▶ [Excerpt]

Hindi review
History from the heart
Ashok Malik

Smundari Hawaon Ka Mausam
by Kasmiri Lal Zakir. Unistar Books, Chandigarh.
Pages 110. Rs 100.

Smundari Hawaon Ka MausamLiterature, especially fiction, can be seen as history written from the heart rather than the head. These short stories by Kashmiri Lal Zakir have been woven around the twists and turns of India-Pakistan relations. True to his stature, Zakir’s canvas has panoramic dimensions and his strokes have an informality that comes naturally to masters.

In the first story, from which the collection draws its name, Smundari Hawaon ka Mausam, he starts from the hill terrain of Anantnag (in Kashmir valley, where Zakir spent many years of his early youth) and ends up on beaches of the port city of Karachi. It is a charming tale of Hindu-Muslim brotherhood transcending national boundaries. It tells the story of families that have been separated for decades but meet for a brief reunion during a one-day cricket match in Karachi. The second story Sada-e-sarhad moves between Jhang in Pakistan and Qadian in India, recounting travails of a betrothed couple whose marriage plans are disrupted by terror attacks on the Indian Parliament revive with the restoration of people-to-people contact at the initiative of the Indian government. Their trauma makes for a gripping read.

Guddi, the story of Hakal, a village yokel from Uklana in Jind district of Haryana, is about a marriage without love, wherein the protagonist lands up in a jail in Multan, Pakistan, and encounters a kind-hearted jailor whose daughter Guddi shares the name of his own daughter. When the two countries exchange prisoners as a part of the process of normalising relations between them, he faces the dilemma of going back to those whom he had deserted. Amir Chand Makkar, the protagonist in Platform Par Baitha Akela Admi, is among the last few to reluctantly leave his first love and his native village —Raman in Dera Gazikhan — at the time of Partition. He can never forget the tender Rahmatan. She continues to live in his memory even after his marriage to Mukando and the birth of their two sons and two daughters. Their marriage has everything but love.

Zakir weaves a colourful tapestry around the wave of good will between India and Pakistan that started with the arrival in India of two-and-half-year-old Noor Fatima for treatment of a heart problem. The touching real-life story that unfolds at the Bangalore hospital is heart warming. In Noor he Noor hai Nigahon main, the last story in the collection, we find two Pakistani toddlers, Afzal and Rohit, with complicated heart problems who come to the PGI in Chandigarh for treatment. Iqbal, from a remote village in Pakistan, is being treated at Escorts in Delhi while the Sialkot "blue baby" Junaid comes to Bangalore’s Shanker Hrudyalaya just when Noor Fatima is on her way back to Pakistan.

Zakir’s stories flow like a river — spontaneous and lively. However, jarring spelling mistakes sometimes spoil the flow of the narrative. In the age of computerised type-setting and smart spell-checks this could have happened only if the publisher decided to take a short-cut and dispense with the services of the good old proof reader.

▶ [Provided material]
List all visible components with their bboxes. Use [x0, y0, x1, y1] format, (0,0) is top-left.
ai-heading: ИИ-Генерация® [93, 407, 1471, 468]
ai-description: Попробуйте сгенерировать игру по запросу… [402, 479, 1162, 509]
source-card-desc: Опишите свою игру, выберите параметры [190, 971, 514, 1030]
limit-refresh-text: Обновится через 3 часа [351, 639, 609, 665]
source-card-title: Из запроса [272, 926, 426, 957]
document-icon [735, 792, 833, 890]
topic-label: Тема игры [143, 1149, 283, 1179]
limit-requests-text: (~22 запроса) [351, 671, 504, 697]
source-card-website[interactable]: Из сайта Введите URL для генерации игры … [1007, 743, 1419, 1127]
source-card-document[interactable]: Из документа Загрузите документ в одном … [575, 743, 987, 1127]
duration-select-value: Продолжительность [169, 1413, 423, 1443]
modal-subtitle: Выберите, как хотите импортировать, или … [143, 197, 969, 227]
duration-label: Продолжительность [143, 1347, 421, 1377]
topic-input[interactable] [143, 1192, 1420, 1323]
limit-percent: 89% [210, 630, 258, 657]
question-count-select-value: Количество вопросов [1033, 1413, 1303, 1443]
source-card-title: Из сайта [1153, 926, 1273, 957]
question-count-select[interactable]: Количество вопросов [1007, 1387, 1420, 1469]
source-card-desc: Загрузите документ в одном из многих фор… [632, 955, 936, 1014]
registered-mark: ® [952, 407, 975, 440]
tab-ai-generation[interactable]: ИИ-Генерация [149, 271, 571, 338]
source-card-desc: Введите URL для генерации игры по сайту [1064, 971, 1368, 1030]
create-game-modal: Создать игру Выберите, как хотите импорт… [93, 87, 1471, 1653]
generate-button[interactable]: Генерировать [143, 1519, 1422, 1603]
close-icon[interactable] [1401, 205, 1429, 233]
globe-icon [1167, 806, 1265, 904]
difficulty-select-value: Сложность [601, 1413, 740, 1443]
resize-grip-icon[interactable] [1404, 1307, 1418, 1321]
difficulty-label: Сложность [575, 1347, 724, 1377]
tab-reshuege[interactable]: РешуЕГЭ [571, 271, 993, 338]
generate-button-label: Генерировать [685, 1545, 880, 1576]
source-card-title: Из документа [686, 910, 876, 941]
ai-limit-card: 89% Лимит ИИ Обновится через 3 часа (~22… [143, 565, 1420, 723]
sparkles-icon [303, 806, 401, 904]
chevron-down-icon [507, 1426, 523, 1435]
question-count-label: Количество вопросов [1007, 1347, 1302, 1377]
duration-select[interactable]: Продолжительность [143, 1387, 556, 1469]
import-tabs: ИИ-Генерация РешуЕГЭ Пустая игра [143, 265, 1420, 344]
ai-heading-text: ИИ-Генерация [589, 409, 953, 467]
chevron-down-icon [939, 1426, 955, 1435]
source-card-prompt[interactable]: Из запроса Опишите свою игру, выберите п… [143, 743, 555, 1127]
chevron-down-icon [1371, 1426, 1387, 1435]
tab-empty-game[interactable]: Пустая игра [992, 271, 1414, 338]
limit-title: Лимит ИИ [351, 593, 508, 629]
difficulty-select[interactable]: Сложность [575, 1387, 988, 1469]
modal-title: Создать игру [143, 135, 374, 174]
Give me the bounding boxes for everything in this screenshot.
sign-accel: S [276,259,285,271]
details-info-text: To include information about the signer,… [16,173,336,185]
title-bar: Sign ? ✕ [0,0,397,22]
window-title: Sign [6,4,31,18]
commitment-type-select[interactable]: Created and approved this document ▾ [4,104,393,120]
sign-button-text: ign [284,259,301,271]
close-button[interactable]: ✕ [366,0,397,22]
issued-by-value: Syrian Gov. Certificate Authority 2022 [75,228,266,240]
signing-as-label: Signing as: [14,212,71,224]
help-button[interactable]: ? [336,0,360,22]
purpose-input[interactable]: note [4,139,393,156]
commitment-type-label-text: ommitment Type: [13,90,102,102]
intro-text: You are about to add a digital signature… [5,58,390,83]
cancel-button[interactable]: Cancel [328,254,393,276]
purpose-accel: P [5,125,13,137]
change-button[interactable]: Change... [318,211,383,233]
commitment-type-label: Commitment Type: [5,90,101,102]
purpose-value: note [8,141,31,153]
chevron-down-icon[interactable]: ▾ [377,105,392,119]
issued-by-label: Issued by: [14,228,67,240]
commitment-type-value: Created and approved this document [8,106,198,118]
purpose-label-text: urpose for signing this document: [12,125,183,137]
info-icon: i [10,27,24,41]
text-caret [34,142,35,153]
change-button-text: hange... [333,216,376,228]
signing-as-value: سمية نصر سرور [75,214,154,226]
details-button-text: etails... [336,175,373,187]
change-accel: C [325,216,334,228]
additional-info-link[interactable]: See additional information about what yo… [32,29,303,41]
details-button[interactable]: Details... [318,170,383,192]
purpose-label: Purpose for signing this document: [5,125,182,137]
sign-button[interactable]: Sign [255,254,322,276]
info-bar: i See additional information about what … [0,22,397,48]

▶ [Directions] Please write out a passage from the book review, beginning at the words "Smundari Hawaon Ka MausamLiterature, especially" and stopping after "naturally to masters.". The records have nothing to do with the review.

▶ [Expected output]
Smundari Hawaon Ka MausamLiterature, especially fiction, can be seen as history written from the heart rather than the head. These short stories by Kashmiri Lal Zakir have been woven around the twists and turns of India-Pakistan relations. True to his stature, Zakir’s canvas has panoramic dimensions and his strokes have an informality that comes naturally to masters.